Write out the records that appear below, verbatim and complete, but without pictures.

--- Start of Material for the task ---

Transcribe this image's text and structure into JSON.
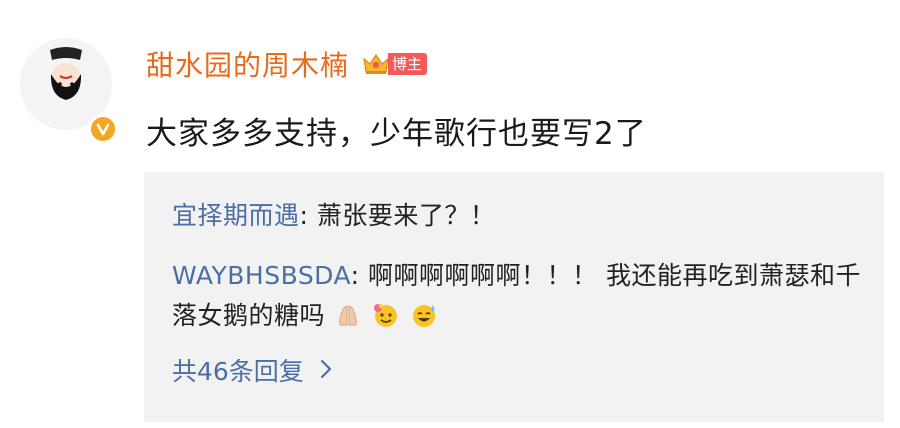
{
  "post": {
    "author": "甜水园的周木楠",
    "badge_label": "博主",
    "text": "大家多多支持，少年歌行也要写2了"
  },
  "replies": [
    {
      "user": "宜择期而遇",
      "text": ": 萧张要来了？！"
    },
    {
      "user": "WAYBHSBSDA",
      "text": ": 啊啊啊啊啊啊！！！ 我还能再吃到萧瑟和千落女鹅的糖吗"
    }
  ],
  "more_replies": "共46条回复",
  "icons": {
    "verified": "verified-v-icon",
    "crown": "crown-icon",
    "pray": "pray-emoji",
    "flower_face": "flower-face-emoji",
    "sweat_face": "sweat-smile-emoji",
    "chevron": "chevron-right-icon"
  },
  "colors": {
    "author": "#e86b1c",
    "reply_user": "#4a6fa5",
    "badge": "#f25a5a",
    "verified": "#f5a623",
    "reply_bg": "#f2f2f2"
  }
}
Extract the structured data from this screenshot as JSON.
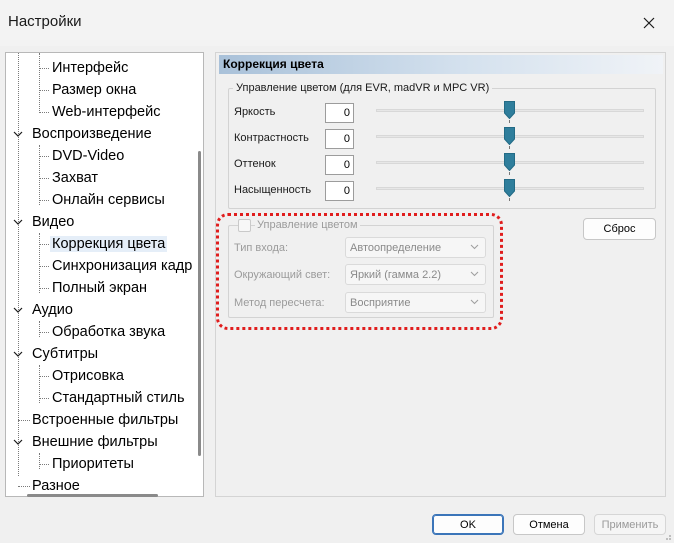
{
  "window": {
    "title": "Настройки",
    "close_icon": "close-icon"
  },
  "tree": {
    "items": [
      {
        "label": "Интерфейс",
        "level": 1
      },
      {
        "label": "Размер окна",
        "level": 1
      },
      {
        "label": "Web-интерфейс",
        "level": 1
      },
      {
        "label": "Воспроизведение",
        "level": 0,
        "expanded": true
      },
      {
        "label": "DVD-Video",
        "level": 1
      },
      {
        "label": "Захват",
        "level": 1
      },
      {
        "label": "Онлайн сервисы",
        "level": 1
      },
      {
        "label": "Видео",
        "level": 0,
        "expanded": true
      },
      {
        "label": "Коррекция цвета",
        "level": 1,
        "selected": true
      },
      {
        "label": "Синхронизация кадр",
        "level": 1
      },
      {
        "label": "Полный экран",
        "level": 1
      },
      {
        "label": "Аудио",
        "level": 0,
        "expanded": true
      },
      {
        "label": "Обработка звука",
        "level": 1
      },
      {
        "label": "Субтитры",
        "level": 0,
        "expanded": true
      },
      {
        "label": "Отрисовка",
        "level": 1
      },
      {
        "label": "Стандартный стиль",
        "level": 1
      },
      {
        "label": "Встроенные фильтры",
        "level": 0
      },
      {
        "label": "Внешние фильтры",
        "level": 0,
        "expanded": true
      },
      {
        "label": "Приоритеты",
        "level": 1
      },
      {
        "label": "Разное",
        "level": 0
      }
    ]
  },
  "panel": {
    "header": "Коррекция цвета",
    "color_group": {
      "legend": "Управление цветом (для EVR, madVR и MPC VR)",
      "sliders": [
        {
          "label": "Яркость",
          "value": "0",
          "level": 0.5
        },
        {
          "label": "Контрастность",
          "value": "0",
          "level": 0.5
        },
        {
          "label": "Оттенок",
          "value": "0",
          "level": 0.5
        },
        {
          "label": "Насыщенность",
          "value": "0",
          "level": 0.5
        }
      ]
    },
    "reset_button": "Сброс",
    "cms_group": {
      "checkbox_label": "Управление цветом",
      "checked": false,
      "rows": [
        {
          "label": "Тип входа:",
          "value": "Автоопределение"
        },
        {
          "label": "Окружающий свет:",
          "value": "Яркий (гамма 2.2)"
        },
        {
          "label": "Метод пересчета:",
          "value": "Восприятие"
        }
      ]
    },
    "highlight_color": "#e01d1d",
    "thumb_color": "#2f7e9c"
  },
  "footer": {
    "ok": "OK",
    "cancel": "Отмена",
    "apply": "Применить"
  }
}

--- End of Material for the task ---

Finished exercise
Transcribe this image's text and structure into JSON.
{
  "post": {
    "author": "甜水园的周木楠",
    "badge_label": "博主",
    "text": "大家多多支持，少年歌行也要写2了"
  },
  "replies": [
    {
      "user": "宜择期而遇",
      "text": ": 萧张要来了？！"
    },
    {
      "user": "WAYBHSBSDA",
      "text": ": 啊啊啊啊啊啊！！！ 我还能再吃到萧瑟和千落女鹅的糖吗"
    }
  ],
  "more_replies": "共46条回复",
  "icons": {
    "verified": "verified-v-icon",
    "crown": "crown-icon",
    "pray": "pray-emoji",
    "flower_face": "flower-face-emoji",
    "sweat_face": "sweat-smile-emoji",
    "chevron": "chevron-right-icon"
  },
  "colors": {
    "author": "#e86b1c",
    "reply_user": "#4a6fa5",
    "badge": "#f25a5a",
    "verified": "#f5a623",
    "reply_bg": "#f2f2f2"
  }
}
Extract the structured data from this screenshot as JSON.
{
  "window": {
    "title": "Настройки",
    "close_icon": "close-icon"
  },
  "tree": {
    "items": [
      {
        "label": "Интерфейс",
        "level": 1
      },
      {
        "label": "Размер окна",
        "level": 1
      },
      {
        "label": "Web-интерфейс",
        "level": 1
      },
      {
        "label": "Воспроизведение",
        "level": 0,
        "expanded": true
      },
      {
        "label": "DVD-Video",
        "level": 1
      },
      {
        "label": "Захват",
        "level": 1
      },
      {
        "label": "Онлайн сервисы",
        "level": 1
      },
      {
        "label": "Видео",
        "level": 0,
        "expanded": true
      },
      {
        "label": "Коррекция цвета",
        "level": 1,
        "selected": true
      },
      {
        "label": "Синхронизация кадр",
        "level": 1
      },
      {
        "label": "Полный экран",
        "level": 1
      },
      {
        "label": "Аудио",
        "level": 0,
        "expanded": true
      },
      {
        "label": "Обработка звука",
        "level": 1
      },
      {
        "label": "Субтитры",
        "level": 0,
        "expanded": true
      },
      {
        "label": "Отрисовка",
        "level": 1
      },
      {
        "label": "Стандартный стиль",
        "level": 1
      },
      {
        "label": "Встроенные фильтры",
        "level": 0
      },
      {
        "label": "Внешние фильтры",
        "level": 0,
        "expanded": true
      },
      {
        "label": "Приоритеты",
        "level": 1
      },
      {
        "label": "Разное",
        "level": 0
      }
    ]
  },
  "panel": {
    "header": "Коррекция цвета",
    "color_group": {
      "legend": "Управление цветом (для EVR, madVR и MPC VR)",
      "sliders": [
        {
          "label": "Яркость",
          "value": "0",
          "level": 0.5
        },
        {
          "label": "Контрастность",
          "value": "0",
          "level": 0.5
        },
        {
          "label": "Оттенок",
          "value": "0",
          "level": 0.5
        },
        {
          "label": "Насыщенность",
          "value": "0",
          "level": 0.5
        }
      ]
    },
    "reset_button": "Сброс",
    "cms_group": {
      "checkbox_label": "Управление цветом",
      "checked": false,
      "rows": [
        {
          "label": "Тип входа:",
          "value": "Автоопределение"
        },
        {
          "label": "Окружающий свет:",
          "value": "Яркий (гамма 2.2)"
        },
        {
          "label": "Метод пересчета:",
          "value": "Восприятие"
        }
      ]
    },
    "highlight_color": "#e01d1d",
    "thumb_color": "#2f7e9c"
  },
  "footer": {
    "ok": "OK",
    "cancel": "Отмена",
    "apply": "Применить"
  }
}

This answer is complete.